STATED TASK: Every entry must be duplicated precisely as written.

THE DATA:
*****

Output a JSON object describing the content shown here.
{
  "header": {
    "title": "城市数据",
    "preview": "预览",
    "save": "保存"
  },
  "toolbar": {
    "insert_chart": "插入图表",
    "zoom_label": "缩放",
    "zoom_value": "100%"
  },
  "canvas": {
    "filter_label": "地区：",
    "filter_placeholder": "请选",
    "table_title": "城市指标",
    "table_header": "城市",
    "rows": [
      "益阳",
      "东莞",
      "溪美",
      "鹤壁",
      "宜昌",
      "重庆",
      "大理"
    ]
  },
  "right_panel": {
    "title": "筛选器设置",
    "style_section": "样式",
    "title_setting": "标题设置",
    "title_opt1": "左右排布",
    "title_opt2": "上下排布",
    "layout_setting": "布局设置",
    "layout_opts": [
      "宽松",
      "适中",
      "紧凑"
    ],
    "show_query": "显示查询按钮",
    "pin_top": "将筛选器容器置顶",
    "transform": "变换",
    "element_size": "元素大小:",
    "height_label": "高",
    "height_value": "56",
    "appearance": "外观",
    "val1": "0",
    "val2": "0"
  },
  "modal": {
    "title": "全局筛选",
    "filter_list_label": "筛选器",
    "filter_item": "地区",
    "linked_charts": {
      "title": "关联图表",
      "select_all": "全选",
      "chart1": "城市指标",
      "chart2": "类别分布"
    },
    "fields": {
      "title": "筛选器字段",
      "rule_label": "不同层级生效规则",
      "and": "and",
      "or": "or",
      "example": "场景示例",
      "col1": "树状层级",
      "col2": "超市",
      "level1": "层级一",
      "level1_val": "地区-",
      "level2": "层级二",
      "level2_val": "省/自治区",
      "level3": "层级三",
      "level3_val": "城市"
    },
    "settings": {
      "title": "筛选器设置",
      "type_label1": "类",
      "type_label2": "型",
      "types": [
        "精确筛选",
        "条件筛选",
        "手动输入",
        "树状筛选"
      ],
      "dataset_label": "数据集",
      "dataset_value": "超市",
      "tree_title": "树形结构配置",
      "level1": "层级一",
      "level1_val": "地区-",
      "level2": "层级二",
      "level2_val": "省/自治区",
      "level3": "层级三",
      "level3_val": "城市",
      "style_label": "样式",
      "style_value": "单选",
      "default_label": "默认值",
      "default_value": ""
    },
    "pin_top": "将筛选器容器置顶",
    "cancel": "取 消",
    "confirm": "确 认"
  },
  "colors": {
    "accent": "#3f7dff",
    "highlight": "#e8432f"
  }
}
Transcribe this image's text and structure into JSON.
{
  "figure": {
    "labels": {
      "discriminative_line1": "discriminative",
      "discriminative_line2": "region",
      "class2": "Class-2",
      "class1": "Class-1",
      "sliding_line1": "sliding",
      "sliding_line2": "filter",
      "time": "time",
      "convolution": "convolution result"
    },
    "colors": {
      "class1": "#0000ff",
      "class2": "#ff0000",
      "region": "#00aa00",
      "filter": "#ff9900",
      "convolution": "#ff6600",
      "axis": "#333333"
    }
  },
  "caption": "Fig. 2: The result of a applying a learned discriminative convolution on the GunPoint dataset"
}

*****

ANSWER TO THIS PROBLEM:
Output a JSON object describing the content shown here.
{
  "header": {
    "title": "城市数据",
    "preview": "预览",
    "save": "保存"
  },
  "toolbar": {
    "insert_chart": "插入图表",
    "zoom_label": "缩放",
    "zoom_value": "100%"
  },
  "canvas": {
    "filter_label": "地区：",
    "filter_placeholder": "请选",
    "table_title": "城市指标",
    "table_header": "城市",
    "rows": [
      "益阳",
      "东莞",
      "溪美",
      "鹤壁",
      "宜昌",
      "重庆",
      "大理"
    ]
  },
  "right_panel": {
    "title": "筛选器设置",
    "style_section": "样式",
    "title_setting": "标题设置",
    "title_opt1": "左右排布",
    "title_opt2": "上下排布",
    "layout_setting": "布局设置",
    "layout_opts": [
      "宽松",
      "适中",
      "紧凑"
    ],
    "show_query": "显示查询按钮",
    "pin_top": "将筛选器容器置顶",
    "transform": "变换",
    "element_size": "元素大小:",
    "height_label": "高",
    "height_value": "56",
    "appearance": "外观",
    "val1": "0",
    "val2": "0"
  },
  "modal": {
    "title": "全局筛选",
    "filter_list_label": "筛选器",
    "filter_item": "地区",
    "linked_charts": {
      "title": "关联图表",
      "select_all": "全选",
      "chart1": "城市指标",
      "chart2": "类别分布"
    },
    "fields": {
      "title": "筛选器字段",
      "rule_label": "不同层级生效规则",
      "and": "and",
      "or": "or",
      "example": "场景示例",
      "col1": "树状层级",
      "col2": "超市",
      "level1": "层级一",
      "level1_val": "地区-",
      "level2": "层级二",
      "level2_val": "省/自治区",
      "level3": "层级三",
      "level3_val": "城市"
    },
    "settings": {
      "title": "筛选器设置",
      "type_label1": "类",
      "type_label2": "型",
      "types": [
        "精确筛选",
        "条件筛选",
        "手动输入",
        "树状筛选"
      ],
      "dataset_label": "数据集",
      "dataset_value": "超市",
      "tree_title": "树形结构配置",
      "level1": "层级一",
      "level1_val": "地区-",
      "level2": "层级二",
      "level2_val": "省/自治区",
      "level3": "层级三",
      "level3_val": "城市",
      "style_label": "样式",
      "style_value": "单选",
      "default_label": "默认值",
      "default_value": ""
    },
    "pin_top": "将筛选器容器置顶",
    "cancel": "取 消",
    "confirm": "确 认"
  },
  "colors": {
    "accent": "#3f7dff",
    "highlight": "#e8432f"
  }
}
Transcribe this image's text and structure into JSON.
{
  "figure": {
    "labels": {
      "discriminative_line1": "discriminative",
      "discriminative_line2": "region",
      "class2": "Class-2",
      "class1": "Class-1",
      "sliding_line1": "sliding",
      "sliding_line2": "filter",
      "time": "time",
      "convolution": "convolution result"
    },
    "colors": {
      "class1": "#0000ff",
      "class2": "#ff0000",
      "region": "#00aa00",
      "filter": "#ff9900",
      "convolution": "#ff6600",
      "axis": "#333333"
    }
  },
  "caption": "Fig. 2: The result of a applying a learned discriminative convolution on the GunPoint dataset"
}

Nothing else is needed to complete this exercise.